[Records from a data source]

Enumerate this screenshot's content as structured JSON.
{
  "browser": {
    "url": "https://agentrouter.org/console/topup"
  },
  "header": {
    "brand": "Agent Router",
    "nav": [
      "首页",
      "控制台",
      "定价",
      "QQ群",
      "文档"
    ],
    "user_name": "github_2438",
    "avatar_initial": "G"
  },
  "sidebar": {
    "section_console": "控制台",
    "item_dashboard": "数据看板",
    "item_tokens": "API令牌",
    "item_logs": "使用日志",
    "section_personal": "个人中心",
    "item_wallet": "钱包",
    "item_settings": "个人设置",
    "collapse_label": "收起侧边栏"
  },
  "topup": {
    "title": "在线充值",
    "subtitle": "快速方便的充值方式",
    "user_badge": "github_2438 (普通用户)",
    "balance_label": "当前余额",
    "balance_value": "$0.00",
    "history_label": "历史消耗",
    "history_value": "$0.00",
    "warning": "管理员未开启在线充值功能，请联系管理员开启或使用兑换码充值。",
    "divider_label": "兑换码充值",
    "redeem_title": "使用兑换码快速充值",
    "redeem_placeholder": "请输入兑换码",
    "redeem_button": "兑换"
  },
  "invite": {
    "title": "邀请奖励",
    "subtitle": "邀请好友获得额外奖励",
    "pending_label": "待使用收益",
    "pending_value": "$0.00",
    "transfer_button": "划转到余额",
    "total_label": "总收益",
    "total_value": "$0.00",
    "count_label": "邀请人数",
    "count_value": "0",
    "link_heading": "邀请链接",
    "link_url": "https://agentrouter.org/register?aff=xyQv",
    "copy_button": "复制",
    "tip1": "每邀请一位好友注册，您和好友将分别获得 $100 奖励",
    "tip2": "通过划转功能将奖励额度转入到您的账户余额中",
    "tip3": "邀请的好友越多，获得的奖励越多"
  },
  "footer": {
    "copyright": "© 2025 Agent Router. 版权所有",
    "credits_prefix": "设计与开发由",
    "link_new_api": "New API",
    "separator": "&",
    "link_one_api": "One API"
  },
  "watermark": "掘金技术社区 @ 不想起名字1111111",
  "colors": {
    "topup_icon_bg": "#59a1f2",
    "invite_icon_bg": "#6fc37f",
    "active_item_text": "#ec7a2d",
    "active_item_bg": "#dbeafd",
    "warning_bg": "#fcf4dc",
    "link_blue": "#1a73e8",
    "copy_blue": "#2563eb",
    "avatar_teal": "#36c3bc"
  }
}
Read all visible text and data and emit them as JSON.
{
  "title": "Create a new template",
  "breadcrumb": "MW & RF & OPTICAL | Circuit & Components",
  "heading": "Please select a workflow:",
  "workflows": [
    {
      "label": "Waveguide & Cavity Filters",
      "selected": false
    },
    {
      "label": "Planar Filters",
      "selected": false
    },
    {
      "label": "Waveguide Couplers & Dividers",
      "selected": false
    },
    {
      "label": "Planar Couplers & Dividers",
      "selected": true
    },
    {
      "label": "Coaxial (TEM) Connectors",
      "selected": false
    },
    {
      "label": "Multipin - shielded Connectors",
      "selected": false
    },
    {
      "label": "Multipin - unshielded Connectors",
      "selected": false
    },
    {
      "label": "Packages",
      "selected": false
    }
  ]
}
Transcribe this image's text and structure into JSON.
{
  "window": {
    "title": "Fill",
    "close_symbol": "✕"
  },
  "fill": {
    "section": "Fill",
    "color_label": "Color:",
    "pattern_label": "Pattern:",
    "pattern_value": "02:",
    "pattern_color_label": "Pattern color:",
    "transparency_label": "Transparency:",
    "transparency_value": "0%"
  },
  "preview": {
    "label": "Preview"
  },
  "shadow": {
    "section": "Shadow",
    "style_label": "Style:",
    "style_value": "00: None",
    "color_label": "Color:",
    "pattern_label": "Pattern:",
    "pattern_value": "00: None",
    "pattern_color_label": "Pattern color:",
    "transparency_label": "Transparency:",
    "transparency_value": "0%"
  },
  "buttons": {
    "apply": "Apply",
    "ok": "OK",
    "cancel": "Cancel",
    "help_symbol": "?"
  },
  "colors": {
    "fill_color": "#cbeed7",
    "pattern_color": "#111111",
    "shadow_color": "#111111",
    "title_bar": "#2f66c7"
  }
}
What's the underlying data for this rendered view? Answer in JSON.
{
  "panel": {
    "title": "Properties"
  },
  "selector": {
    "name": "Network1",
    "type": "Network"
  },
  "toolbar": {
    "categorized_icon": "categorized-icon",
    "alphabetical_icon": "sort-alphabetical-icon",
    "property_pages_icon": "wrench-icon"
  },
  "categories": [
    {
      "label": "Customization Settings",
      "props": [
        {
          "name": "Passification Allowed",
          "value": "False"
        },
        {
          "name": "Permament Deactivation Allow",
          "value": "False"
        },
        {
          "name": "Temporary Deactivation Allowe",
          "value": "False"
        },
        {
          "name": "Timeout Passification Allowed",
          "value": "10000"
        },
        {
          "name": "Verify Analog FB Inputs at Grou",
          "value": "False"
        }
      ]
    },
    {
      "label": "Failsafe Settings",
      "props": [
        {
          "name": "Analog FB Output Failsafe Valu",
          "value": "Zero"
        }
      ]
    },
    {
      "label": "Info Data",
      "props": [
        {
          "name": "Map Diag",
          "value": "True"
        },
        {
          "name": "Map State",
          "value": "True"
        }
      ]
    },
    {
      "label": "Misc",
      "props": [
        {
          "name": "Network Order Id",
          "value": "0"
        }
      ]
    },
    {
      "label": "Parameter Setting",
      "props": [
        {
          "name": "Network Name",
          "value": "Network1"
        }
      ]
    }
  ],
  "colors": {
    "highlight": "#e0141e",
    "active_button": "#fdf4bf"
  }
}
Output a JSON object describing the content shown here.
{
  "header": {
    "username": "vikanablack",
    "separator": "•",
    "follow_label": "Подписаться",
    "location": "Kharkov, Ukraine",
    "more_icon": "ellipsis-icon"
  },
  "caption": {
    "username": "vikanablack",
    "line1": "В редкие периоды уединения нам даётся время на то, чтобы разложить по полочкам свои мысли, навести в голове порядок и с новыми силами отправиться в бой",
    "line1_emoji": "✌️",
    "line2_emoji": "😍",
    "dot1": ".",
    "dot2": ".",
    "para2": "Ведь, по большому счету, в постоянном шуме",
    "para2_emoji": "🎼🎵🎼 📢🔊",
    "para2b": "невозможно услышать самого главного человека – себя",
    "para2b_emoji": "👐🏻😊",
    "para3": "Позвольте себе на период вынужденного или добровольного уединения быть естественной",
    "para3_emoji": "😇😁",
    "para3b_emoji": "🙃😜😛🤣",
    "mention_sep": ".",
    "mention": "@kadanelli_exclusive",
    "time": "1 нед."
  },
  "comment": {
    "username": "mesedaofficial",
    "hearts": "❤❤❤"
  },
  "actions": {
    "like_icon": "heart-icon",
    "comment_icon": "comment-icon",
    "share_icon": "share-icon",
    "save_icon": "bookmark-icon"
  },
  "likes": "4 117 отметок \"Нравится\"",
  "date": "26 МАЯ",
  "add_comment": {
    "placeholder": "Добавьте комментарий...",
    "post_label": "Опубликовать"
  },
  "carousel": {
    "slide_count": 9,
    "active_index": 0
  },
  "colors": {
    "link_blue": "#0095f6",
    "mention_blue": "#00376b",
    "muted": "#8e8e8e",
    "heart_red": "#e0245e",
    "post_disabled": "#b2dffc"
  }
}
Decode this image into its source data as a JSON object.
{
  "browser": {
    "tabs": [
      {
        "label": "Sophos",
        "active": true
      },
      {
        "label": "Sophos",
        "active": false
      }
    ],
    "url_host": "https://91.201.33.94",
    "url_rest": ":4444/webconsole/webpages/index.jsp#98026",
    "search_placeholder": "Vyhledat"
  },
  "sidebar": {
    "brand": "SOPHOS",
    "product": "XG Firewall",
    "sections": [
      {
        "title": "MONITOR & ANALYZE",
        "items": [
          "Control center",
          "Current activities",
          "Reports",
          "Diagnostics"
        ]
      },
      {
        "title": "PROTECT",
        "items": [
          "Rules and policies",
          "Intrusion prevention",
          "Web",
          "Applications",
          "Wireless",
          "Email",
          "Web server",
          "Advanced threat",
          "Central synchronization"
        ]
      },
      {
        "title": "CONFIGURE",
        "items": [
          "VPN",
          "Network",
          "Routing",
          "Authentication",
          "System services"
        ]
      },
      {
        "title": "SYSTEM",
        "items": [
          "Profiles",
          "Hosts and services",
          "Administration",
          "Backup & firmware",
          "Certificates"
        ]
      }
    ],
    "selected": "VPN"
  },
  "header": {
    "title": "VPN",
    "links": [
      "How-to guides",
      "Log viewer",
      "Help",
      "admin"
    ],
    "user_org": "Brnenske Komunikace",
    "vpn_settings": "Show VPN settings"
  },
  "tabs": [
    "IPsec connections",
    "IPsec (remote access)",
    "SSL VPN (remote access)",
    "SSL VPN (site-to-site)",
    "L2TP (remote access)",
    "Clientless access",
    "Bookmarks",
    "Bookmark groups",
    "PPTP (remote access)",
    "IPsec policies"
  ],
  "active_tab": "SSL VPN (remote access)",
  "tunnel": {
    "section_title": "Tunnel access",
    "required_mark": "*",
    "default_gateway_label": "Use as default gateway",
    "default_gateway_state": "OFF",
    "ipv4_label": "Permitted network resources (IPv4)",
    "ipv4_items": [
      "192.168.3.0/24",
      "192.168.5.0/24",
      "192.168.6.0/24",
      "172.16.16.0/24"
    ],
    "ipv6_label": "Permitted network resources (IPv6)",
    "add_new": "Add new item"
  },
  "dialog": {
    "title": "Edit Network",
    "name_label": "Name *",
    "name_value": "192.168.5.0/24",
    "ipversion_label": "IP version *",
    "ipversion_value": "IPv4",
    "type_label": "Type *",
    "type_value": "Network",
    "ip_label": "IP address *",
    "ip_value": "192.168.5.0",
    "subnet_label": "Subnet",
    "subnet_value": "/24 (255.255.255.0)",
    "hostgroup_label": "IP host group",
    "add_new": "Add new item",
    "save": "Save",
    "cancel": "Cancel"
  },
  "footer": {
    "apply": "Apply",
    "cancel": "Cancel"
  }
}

OBJECTIVE:
From the entries above, copy every line that holds the word "уединения".

RESULT OF THIS TASK:
    "line1": "В редкие периоды уединения нам даётся время на то, чтобы разложить по полочкам свои мысли, навести в голове порядок и с новыми силами отправиться в бой",
    "para3": "Позвольте себе на период вынужденного или добровольного уединения быть естественной",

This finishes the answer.